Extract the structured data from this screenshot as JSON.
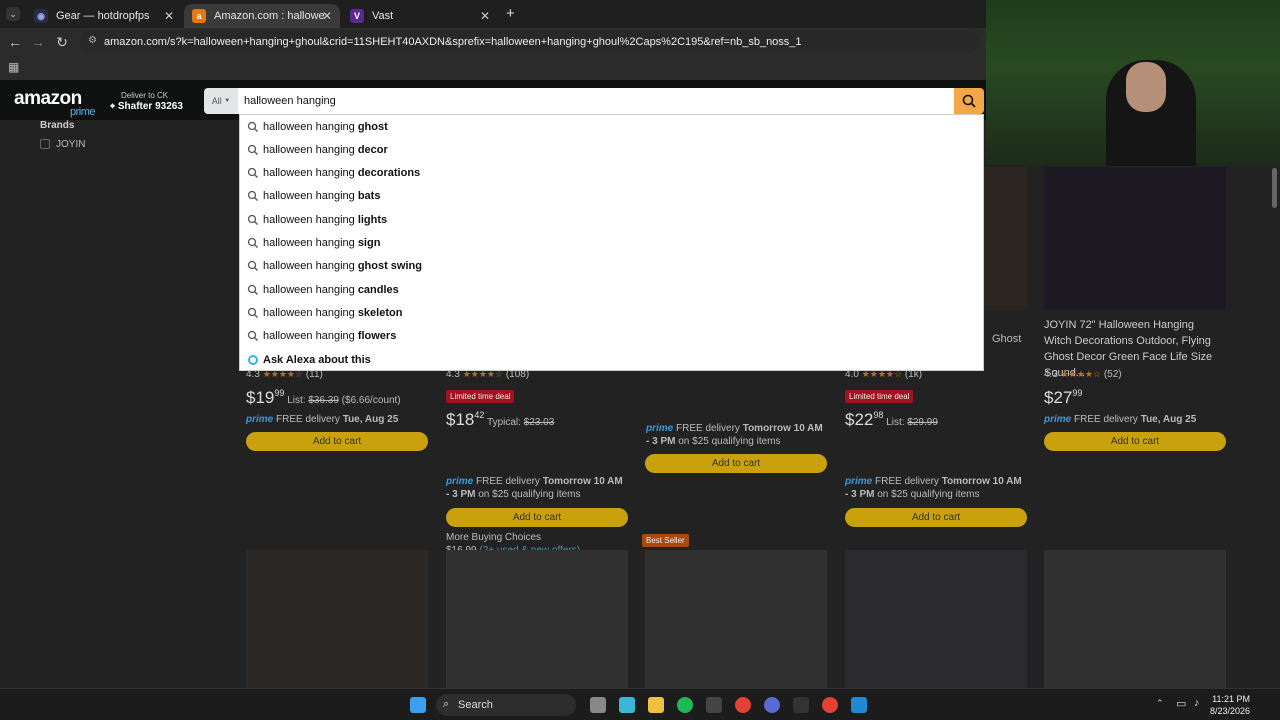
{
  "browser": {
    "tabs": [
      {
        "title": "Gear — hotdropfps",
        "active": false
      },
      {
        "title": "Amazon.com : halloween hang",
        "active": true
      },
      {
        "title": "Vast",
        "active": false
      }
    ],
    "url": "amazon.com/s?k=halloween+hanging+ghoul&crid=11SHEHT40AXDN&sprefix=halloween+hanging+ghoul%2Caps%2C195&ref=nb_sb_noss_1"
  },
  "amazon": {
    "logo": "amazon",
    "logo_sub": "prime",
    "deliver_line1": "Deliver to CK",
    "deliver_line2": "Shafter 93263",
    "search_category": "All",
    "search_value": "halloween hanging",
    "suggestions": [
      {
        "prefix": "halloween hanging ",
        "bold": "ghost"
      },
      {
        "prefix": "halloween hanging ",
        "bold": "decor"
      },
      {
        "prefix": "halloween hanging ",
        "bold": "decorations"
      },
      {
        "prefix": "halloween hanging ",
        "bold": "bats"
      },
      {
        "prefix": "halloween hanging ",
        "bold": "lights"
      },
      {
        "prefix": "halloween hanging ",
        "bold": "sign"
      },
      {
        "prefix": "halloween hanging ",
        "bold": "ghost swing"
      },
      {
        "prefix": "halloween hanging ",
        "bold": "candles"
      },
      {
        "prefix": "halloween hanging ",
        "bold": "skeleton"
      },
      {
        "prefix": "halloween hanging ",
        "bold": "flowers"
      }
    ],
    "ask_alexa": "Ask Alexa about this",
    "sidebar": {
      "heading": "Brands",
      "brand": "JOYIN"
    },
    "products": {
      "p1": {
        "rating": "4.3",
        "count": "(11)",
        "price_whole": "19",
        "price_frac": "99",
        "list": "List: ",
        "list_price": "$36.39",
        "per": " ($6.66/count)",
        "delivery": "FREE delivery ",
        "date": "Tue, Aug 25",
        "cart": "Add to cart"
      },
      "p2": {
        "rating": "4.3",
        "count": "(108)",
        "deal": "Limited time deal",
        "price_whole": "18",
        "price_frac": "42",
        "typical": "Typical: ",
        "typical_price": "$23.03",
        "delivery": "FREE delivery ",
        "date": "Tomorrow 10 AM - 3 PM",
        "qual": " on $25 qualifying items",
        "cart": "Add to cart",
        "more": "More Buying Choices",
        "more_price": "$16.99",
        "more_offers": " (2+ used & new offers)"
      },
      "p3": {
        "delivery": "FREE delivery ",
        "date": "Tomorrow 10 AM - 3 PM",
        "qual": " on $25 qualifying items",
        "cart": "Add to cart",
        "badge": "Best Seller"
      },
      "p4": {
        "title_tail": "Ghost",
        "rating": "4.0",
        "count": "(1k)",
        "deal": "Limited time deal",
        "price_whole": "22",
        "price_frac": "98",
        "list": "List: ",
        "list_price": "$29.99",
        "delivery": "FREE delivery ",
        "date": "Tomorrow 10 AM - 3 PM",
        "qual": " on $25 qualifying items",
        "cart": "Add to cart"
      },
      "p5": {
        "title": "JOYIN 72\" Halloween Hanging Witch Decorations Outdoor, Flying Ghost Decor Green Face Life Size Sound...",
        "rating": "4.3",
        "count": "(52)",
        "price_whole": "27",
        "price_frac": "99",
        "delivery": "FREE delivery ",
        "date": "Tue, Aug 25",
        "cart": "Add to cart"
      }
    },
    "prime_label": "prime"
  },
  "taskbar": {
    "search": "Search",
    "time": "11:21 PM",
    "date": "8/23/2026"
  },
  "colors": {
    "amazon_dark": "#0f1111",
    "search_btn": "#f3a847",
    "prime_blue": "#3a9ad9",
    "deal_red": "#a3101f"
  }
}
...
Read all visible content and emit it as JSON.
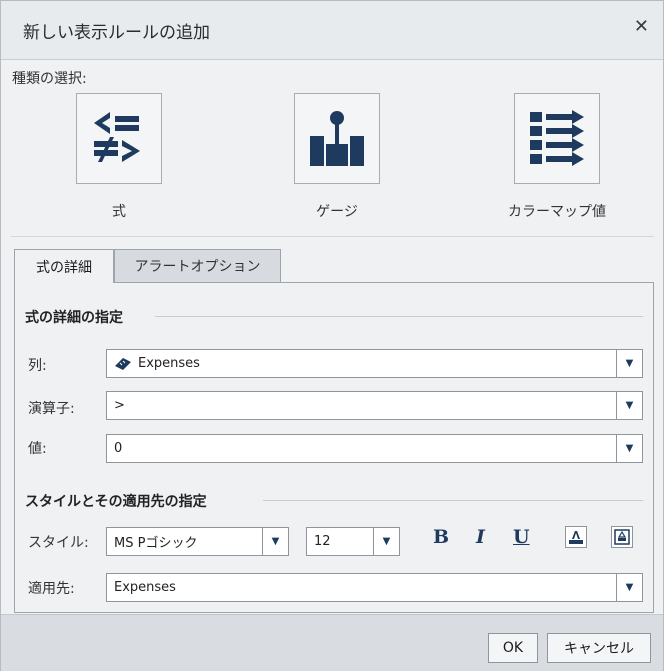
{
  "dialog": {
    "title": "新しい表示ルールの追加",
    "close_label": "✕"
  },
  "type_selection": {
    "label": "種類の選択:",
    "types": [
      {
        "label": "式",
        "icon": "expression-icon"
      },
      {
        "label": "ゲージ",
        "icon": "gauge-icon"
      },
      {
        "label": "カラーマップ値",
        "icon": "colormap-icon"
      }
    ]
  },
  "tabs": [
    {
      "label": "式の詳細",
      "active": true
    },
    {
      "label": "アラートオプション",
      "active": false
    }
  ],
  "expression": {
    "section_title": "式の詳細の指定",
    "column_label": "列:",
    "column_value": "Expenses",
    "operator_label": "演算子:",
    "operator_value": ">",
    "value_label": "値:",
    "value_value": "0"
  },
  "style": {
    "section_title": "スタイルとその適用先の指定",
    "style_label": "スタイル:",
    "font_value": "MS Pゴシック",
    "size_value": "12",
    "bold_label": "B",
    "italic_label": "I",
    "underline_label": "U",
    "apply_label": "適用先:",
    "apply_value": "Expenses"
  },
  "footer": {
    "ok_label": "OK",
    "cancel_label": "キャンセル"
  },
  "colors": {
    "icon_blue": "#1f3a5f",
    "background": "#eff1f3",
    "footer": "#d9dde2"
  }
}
--
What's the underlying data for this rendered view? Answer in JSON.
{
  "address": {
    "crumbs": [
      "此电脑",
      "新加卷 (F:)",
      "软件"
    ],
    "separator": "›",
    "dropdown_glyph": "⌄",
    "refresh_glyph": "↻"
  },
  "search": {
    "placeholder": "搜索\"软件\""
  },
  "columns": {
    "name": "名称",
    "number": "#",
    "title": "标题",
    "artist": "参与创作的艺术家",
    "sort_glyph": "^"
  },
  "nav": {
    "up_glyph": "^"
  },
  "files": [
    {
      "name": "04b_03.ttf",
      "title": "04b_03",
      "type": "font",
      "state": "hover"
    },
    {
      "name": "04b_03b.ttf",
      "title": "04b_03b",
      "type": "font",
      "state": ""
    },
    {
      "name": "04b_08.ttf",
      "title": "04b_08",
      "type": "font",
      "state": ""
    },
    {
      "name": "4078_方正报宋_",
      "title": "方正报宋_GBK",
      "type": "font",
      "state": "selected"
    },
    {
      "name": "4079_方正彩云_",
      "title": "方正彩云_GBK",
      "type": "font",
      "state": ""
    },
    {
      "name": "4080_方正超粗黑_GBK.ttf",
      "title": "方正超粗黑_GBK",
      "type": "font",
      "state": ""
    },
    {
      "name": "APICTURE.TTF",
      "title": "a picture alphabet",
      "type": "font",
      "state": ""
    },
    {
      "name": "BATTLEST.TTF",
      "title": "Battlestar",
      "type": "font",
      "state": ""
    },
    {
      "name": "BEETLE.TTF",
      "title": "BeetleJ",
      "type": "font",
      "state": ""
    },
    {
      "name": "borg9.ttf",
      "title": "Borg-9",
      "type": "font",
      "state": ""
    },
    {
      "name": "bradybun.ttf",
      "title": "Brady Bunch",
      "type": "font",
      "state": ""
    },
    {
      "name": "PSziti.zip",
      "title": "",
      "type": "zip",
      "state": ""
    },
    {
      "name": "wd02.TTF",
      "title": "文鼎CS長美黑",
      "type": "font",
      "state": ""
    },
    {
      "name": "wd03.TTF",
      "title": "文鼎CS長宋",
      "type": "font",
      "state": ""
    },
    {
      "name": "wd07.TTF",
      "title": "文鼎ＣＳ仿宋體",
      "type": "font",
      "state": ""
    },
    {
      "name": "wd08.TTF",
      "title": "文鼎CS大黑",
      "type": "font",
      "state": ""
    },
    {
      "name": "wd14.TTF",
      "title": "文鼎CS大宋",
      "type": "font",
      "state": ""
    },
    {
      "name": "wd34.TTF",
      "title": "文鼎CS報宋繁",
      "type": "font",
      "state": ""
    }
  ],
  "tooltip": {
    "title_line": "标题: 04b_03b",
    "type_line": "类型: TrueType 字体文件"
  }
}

Objective ▸ Extract all lines containing the word "data".

Answer to this problem ▸
Extract the structured data from this screenshot as JSON.
What's the underlying data for this rendered view? Answer in JSON.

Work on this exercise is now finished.